Collect each line containing "data".

* BEGIN *

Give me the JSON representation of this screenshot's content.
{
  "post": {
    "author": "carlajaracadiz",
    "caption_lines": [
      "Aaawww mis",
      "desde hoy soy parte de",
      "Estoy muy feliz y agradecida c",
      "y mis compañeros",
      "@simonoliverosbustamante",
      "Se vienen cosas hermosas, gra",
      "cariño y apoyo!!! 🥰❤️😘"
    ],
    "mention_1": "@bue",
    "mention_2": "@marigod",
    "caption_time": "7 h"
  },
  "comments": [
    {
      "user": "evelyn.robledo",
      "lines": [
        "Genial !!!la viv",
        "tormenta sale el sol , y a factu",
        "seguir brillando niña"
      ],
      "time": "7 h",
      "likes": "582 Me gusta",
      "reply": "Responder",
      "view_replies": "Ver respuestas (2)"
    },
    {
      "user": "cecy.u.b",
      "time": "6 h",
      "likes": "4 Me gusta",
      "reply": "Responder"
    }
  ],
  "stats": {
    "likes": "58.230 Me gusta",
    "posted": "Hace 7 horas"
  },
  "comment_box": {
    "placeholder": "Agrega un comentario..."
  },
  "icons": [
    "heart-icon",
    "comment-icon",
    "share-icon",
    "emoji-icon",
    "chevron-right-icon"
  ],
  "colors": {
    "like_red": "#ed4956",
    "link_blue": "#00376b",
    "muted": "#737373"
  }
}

* END *
* BEGIN *

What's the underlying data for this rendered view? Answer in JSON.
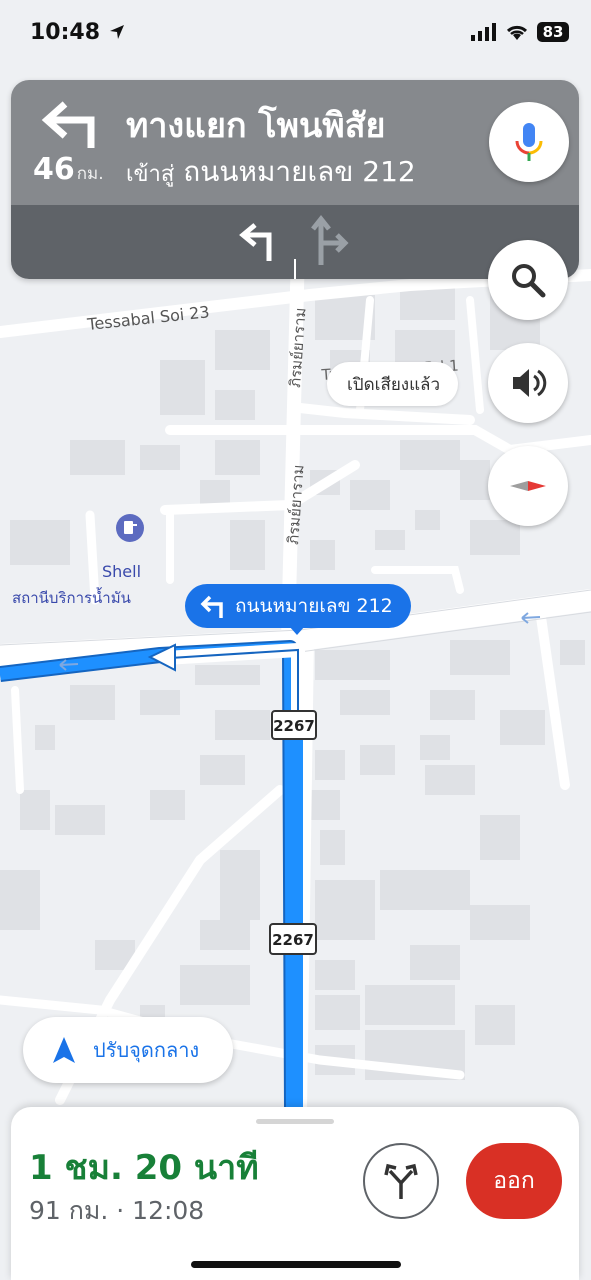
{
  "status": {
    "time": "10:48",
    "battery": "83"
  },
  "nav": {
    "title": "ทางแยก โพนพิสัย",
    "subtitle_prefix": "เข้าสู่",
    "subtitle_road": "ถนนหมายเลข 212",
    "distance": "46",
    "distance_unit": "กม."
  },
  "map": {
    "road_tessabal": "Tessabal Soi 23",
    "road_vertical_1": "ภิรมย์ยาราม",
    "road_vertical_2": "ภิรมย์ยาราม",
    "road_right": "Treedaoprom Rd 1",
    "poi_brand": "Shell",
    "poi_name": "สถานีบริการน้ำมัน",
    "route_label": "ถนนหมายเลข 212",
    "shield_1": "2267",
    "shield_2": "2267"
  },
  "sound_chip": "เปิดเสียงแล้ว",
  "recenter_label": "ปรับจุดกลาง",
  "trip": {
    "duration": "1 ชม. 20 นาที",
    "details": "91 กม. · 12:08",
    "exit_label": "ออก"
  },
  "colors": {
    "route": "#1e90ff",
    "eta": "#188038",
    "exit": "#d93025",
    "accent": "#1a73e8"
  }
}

* END *
* BEGIN *

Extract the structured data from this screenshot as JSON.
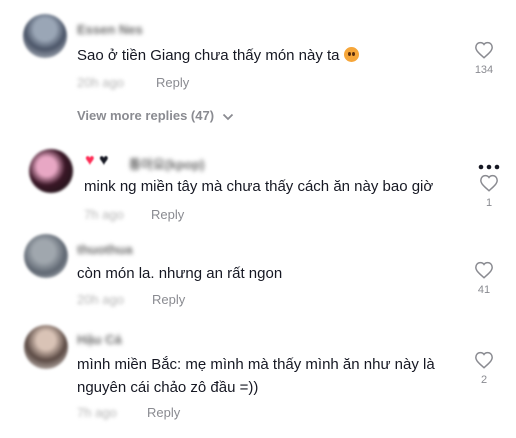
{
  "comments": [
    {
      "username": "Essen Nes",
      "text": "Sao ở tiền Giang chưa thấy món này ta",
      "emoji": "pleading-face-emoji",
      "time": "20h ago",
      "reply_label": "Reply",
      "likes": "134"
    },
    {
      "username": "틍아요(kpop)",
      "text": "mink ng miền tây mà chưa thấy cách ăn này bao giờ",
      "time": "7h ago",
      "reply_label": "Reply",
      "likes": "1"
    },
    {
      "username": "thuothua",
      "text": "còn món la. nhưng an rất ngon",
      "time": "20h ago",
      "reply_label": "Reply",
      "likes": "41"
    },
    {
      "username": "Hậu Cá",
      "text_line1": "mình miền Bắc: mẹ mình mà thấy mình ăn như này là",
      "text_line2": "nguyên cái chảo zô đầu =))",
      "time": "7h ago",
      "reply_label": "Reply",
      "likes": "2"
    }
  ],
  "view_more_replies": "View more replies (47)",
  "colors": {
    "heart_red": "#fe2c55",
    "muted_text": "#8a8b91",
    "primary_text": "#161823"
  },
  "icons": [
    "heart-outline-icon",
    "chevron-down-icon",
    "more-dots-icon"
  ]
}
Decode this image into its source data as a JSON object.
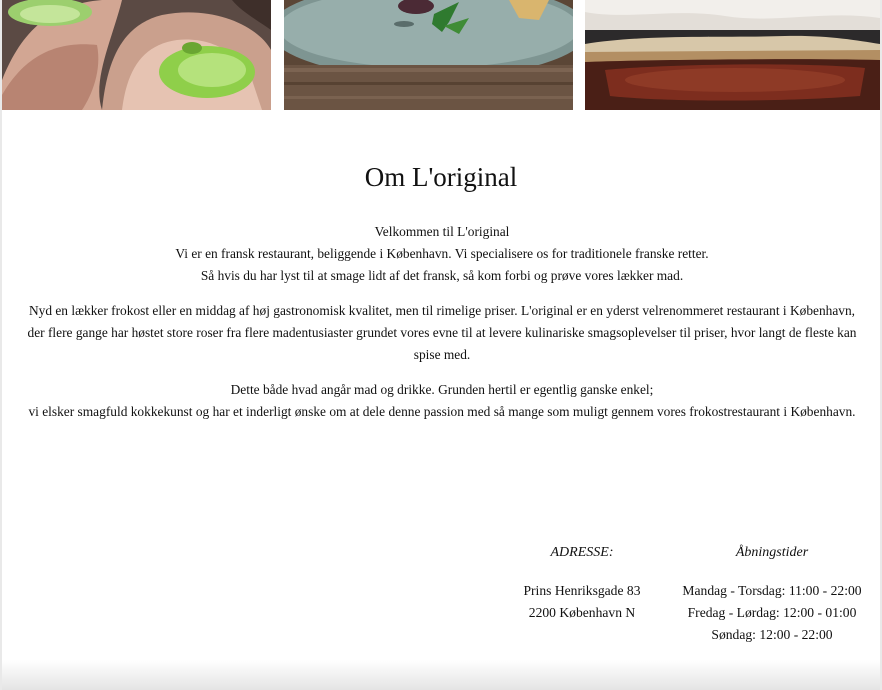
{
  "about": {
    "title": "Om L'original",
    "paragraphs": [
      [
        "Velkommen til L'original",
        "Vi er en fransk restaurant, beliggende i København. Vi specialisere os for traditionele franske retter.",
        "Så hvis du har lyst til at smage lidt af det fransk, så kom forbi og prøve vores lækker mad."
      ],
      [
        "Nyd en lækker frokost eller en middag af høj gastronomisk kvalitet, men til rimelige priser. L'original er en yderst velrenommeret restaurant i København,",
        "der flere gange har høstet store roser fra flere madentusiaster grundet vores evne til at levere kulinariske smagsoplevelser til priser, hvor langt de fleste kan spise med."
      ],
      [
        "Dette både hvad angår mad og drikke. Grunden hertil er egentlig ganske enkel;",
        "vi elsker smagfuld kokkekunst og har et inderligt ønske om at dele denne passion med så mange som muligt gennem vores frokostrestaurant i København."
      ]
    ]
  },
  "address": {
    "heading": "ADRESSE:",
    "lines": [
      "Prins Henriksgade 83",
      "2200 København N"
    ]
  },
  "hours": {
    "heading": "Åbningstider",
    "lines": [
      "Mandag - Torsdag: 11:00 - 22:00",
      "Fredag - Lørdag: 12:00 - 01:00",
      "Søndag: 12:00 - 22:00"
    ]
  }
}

* END *

-- Answer in full --
What's the underlying data for this rendered view? Answer in JSON.
Extract the structured data from this screenshot as JSON.
Decode this image into its source data as a JSON object.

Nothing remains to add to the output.